— Anforderung —
Setzen Sie den Text über die vier Verständlichmacher im Anschluss an seinen letzten Satz fort.

— Textauszug —
Die vier Verständlichmacher
Fachliche Expertise ist viel. Ihre Wirkung kommt aber erst zur Geltung, wenn sie leserfreundlich angerichtet wird: unkompliziert, übersichtlich, prägnant, service-orientiert.
Der Weg zu diesem Ideal ist vorgezeichnet und abgesichert. Hier sind die erforderlichen Schritte:
- Vereinfachen – damit Ihre Leser Sie mühelos verstehen
- Verknüpfen – damit Ihre Leser sich schnell zurechtfinden und den roten Faden auf Anhieb erkennen
- Verleiten – damit Leser dranbleiben und wiederkommen
- Verdichten – denn jede Silbe zu viel kostet Lesern Zeit und Energie.
Jeder einzelne Verständlichmacher bringt Sie einen großen Schritt voran. Zusammen machen die vier großen „V“ Texte lesbarer und professioneller.
Briefen Sie sich selbst!
Ein Briefing legt die Anforderungen an einen Text fest. Es ist ein Hilfsmittel, nah am Kunden zu schreiben und ihm genau die Informationen zu bieten, die er braucht.

— Erfasste Daten —
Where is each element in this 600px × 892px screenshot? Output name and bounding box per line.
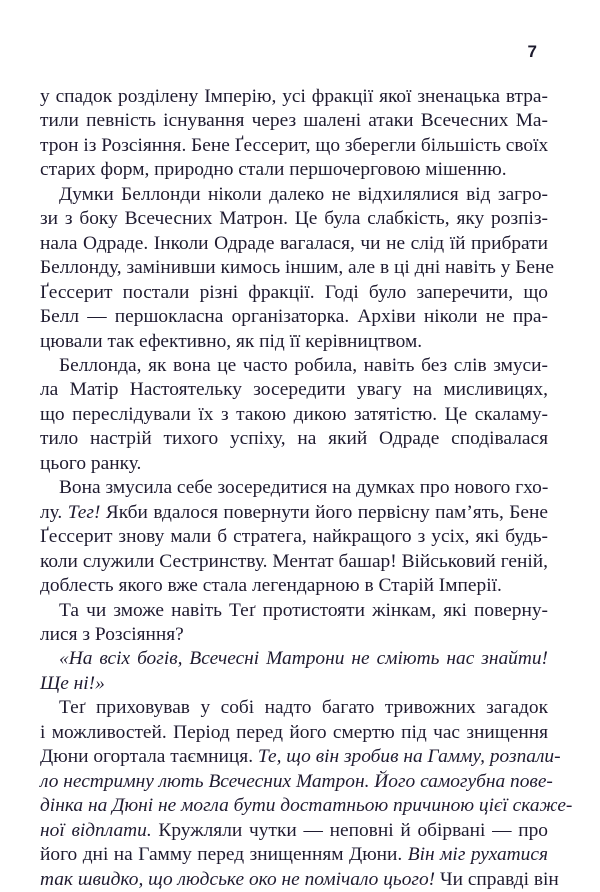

— Musterlösung —
Checkliste: Zielgenau informieren |
Wie lautet Ihre Kernbotschaft? Was würden Sie schreiben, wenn Sie nur eine einzige Seite zur Verfügung hätten? |
Was muss unbedingt gesagt werden? |
Wer ist Ihre Zielgruppe? Was interessiert sie? Was nicht? Tipp: Suchen Sie sich einen erdachten Adressaten. |
Was kann der Leser neu, mehr, besser, nachdem er Ihren Text gelesen hat? |
Wo lässt sich graue Theorie in praktischen Nutzen verwandeln? Auf welche Weise? |
Gibt es Vorbilder für den Text? Beeindruckende? Abschreckende? |
Stellen Sie sich vor, Sie sind Ihr eigener Leser. Wie müsste das Thema aufbereitet sein, damit Sie Ihren Text lesen möchten? |
Welche journalistischen Formen erhöhen die Aufmerksamkeit für Ihr Thema: Beispiele, Bilder, Checklisten, Geschichten, Fakten, Grafiken, Informationskästen, Interviews, Zahlen, Zitate? |
Einfach gut schreiben
Mit der folgenden Checkliste erkennen Sie, was Sie als Autor, als Autorin stark macht und wo Sie noch zulegen können. Tipp: Nutzen Sie die Liste künftig als Quick-Check, um die Verständlichkeit Ihrer Texte zu beurteilen.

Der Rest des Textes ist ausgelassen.